start

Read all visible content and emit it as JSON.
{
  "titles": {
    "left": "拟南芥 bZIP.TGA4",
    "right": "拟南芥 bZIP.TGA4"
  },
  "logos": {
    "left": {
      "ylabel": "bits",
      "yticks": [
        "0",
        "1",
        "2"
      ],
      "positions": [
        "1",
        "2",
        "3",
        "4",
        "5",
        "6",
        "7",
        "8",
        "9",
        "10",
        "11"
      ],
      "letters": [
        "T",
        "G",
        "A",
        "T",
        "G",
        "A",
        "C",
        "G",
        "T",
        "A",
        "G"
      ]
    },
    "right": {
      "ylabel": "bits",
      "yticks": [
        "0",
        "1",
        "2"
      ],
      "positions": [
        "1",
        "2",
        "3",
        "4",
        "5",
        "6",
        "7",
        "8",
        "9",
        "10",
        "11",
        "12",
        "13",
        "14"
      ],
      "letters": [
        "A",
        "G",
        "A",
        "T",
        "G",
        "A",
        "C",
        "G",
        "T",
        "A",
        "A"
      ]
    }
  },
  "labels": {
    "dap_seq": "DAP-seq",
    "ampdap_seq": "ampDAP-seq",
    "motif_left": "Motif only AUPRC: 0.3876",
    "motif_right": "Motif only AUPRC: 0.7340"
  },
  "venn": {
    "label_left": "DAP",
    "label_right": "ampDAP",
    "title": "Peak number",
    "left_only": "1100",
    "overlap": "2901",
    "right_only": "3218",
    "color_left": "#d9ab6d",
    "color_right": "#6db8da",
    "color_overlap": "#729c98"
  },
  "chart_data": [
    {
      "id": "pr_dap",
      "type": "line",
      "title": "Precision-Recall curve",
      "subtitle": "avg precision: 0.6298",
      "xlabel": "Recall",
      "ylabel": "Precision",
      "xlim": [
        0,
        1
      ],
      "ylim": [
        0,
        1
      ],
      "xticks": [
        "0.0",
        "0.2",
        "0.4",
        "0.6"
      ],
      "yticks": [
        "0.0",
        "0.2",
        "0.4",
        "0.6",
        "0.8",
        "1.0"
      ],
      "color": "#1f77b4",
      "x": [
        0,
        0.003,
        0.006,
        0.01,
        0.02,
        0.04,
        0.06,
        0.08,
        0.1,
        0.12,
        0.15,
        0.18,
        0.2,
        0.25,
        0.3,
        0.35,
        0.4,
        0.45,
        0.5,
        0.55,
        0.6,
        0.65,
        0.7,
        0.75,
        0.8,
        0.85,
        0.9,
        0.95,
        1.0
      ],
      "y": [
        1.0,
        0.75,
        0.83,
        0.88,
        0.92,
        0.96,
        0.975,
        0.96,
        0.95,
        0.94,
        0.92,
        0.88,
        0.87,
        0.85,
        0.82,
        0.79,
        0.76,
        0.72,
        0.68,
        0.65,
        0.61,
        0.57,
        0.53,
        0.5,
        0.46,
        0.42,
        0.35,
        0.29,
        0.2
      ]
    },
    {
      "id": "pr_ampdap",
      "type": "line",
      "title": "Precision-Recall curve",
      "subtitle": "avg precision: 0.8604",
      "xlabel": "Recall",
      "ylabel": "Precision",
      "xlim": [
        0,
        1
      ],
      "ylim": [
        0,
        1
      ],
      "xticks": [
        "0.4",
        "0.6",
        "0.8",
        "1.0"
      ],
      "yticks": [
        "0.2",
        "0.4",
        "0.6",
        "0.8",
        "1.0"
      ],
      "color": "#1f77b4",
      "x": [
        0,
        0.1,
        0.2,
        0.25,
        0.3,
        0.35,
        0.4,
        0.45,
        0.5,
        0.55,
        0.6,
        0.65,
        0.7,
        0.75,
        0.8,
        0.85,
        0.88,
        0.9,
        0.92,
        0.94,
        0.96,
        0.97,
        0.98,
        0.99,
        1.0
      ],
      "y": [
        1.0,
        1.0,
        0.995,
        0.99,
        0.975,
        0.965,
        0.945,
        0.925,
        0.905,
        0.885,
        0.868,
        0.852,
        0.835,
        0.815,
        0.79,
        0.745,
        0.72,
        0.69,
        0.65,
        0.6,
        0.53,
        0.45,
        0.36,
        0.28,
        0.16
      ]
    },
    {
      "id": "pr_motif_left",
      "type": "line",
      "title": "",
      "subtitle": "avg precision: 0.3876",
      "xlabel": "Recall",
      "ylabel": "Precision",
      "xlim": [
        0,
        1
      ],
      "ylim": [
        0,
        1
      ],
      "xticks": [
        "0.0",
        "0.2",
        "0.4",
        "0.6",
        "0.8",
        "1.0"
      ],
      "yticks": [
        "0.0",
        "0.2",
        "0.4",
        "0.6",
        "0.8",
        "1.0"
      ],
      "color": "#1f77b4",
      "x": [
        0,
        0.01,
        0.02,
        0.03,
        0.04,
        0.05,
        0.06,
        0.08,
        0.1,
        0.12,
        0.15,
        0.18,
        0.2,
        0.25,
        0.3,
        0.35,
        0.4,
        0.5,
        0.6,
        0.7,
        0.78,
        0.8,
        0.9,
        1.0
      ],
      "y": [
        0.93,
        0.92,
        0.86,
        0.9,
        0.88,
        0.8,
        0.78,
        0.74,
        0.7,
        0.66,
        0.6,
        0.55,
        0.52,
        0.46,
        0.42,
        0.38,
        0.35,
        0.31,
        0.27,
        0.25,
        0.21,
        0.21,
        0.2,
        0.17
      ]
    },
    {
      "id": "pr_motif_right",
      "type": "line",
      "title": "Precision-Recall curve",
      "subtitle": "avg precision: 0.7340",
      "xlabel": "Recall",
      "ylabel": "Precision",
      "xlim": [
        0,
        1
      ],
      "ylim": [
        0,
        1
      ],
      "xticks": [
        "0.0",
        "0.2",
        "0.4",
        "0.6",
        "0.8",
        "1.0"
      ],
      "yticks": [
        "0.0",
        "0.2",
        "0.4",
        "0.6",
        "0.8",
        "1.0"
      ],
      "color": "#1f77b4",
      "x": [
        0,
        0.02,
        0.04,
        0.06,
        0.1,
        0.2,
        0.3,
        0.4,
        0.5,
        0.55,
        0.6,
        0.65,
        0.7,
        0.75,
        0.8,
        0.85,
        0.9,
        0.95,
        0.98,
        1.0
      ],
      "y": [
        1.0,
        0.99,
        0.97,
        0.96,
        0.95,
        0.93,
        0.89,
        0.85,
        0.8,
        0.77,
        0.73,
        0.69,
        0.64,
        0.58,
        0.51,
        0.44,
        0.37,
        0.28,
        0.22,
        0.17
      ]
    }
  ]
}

end

The exercise
Every record above needs to be repeated word for word.

Response to the task
Read all visible content and emit it as JSON.
{
  "titles": {
    "left": "拟南芥 bZIP.TGA4",
    "right": "拟南芥 bZIP.TGA4"
  },
  "logos": {
    "left": {
      "ylabel": "bits",
      "yticks": [
        "0",
        "1",
        "2"
      ],
      "positions": [
        "1",
        "2",
        "3",
        "4",
        "5",
        "6",
        "7",
        "8",
        "9",
        "10",
        "11"
      ],
      "letters": [
        "T",
        "G",
        "A",
        "T",
        "G",
        "A",
        "C",
        "G",
        "T",
        "A",
        "G"
      ]
    },
    "right": {
      "ylabel": "bits",
      "yticks": [
        "0",
        "1",
        "2"
      ],
      "positions": [
        "1",
        "2",
        "3",
        "4",
        "5",
        "6",
        "7",
        "8",
        "9",
        "10",
        "11",
        "12",
        "13",
        "14"
      ],
      "letters": [
        "A",
        "G",
        "A",
        "T",
        "G",
        "A",
        "C",
        "G",
        "T",
        "A",
        "A"
      ]
    }
  },
  "labels": {
    "dap_seq": "DAP-seq",
    "ampdap_seq": "ampDAP-seq",
    "motif_left": "Motif only AUPRC: 0.3876",
    "motif_right": "Motif only AUPRC: 0.7340"
  },
  "venn": {
    "label_left": "DAP",
    "label_right": "ampDAP",
    "title": "Peak number",
    "left_only": "1100",
    "overlap": "2901",
    "right_only": "3218",
    "color_left": "#d9ab6d",
    "color_right": "#6db8da",
    "color_overlap": "#729c98"
  },
  "chart_data": [
    {
      "id": "pr_dap",
      "type": "line",
      "title": "Precision-Recall curve",
      "subtitle": "avg precision: 0.6298",
      "xlabel": "Recall",
      "ylabel": "Precision",
      "xlim": [
        0,
        1
      ],
      "ylim": [
        0,
        1
      ],
      "xticks": [
        "0.0",
        "0.2",
        "0.4",
        "0.6"
      ],
      "yticks": [
        "0.0",
        "0.2",
        "0.4",
        "0.6",
        "0.8",
        "1.0"
      ],
      "color": "#1f77b4",
      "x": [
        0,
        0.003,
        0.006,
        0.01,
        0.02,
        0.04,
        0.06,
        0.08,
        0.1,
        0.12,
        0.15,
        0.18,
        0.2,
        0.25,
        0.3,
        0.35,
        0.4,
        0.45,
        0.5,
        0.55,
        0.6,
        0.65,
        0.7,
        0.75,
        0.8,
        0.85,
        0.9,
        0.95,
        1.0
      ],
      "y": [
        1.0,
        0.75,
        0.83,
        0.88,
        0.92,
        0.96,
        0.975,
        0.96,
        0.95,
        0.94,
        0.92,
        0.88,
        0.87,
        0.85,
        0.82,
        0.79,
        0.76,
        0.72,
        0.68,
        0.65,
        0.61,
        0.57,
        0.53,
        0.5,
        0.46,
        0.42,
        0.35,
        0.29,
        0.2
      ]
    },
    {
      "id": "pr_ampdap",
      "type": "line",
      "title": "Precision-Recall curve",
      "subtitle": "avg precision: 0.8604",
      "xlabel": "Recall",
      "ylabel": "Precision",
      "xlim": [
        0,
        1
      ],
      "ylim": [
        0,
        1
      ],
      "xticks": [
        "0.4",
        "0.6",
        "0.8",
        "1.0"
      ],
      "yticks": [
        "0.2",
        "0.4",
        "0.6",
        "0.8",
        "1.0"
      ],
      "color": "#1f77b4",
      "x": [
        0,
        0.1,
        0.2,
        0.25,
        0.3,
        0.35,
        0.4,
        0.45,
        0.5,
        0.55,
        0.6,
        0.65,
        0.7,
        0.75,
        0.8,
        0.85,
        0.88,
        0.9,
        0.92,
        0.94,
        0.96,
        0.97,
        0.98,
        0.99,
        1.0
      ],
      "y": [
        1.0,
        1.0,
        0.995,
        0.99,
        0.975,
        0.965,
        0.945,
        0.925,
        0.905,
        0.885,
        0.868,
        0.852,
        0.835,
        0.815,
        0.79,
        0.745,
        0.72,
        0.69,
        0.65,
        0.6,
        0.53,
        0.45,
        0.36,
        0.28,
        0.16
      ]
    },
    {
      "id": "pr_motif_left",
      "type": "line",
      "title": "",
      "subtitle": "avg precision: 0.3876",
      "xlabel": "Recall",
      "ylabel": "Precision",
      "xlim": [
        0,
        1
      ],
      "ylim": [
        0,
        1
      ],
      "xticks": [
        "0.0",
        "0.2",
        "0.4",
        "0.6",
        "0.8",
        "1.0"
      ],
      "yticks": [
        "0.0",
        "0.2",
        "0.4",
        "0.6",
        "0.8",
        "1.0"
      ],
      "color": "#1f77b4",
      "x": [
        0,
        0.01,
        0.02,
        0.03,
        0.04,
        0.05,
        0.06,
        0.08,
        0.1,
        0.12,
        0.15,
        0.18,
        0.2,
        0.25,
        0.3,
        0.35,
        0.4,
        0.5,
        0.6,
        0.7,
        0.78,
        0.8,
        0.9,
        1.0
      ],
      "y": [
        0.93,
        0.92,
        0.86,
        0.9,
        0.88,
        0.8,
        0.78,
        0.74,
        0.7,
        0.66,
        0.6,
        0.55,
        0.52,
        0.46,
        0.42,
        0.38,
        0.35,
        0.31,
        0.27,
        0.25,
        0.21,
        0.21,
        0.2,
        0.17
      ]
    },
    {
      "id": "pr_motif_right",
      "type": "line",
      "title": "Precision-Recall curve",
      "subtitle": "avg precision: 0.7340",
      "xlabel": "Recall",
      "ylabel": "Precision",
      "xlim": [
        0,
        1
      ],
      "ylim": [
        0,
        1
      ],
      "xticks": [
        "0.0",
        "0.2",
        "0.4",
        "0.6",
        "0.8",
        "1.0"
      ],
      "yticks": [
        "0.0",
        "0.2",
        "0.4",
        "0.6",
        "0.8",
        "1.0"
      ],
      "color": "#1f77b4",
      "x": [
        0,
        0.02,
        0.04,
        0.06,
        0.1,
        0.2,
        0.3,
        0.4,
        0.5,
        0.55,
        0.6,
        0.65,
        0.7,
        0.75,
        0.8,
        0.85,
        0.9,
        0.95,
        0.98,
        1.0
      ],
      "y": [
        1.0,
        0.99,
        0.97,
        0.96,
        0.95,
        0.93,
        0.89,
        0.85,
        0.8,
        0.77,
        0.73,
        0.69,
        0.64,
        0.58,
        0.51,
        0.44,
        0.37,
        0.28,
        0.22,
        0.17
      ]
    }
  ]
}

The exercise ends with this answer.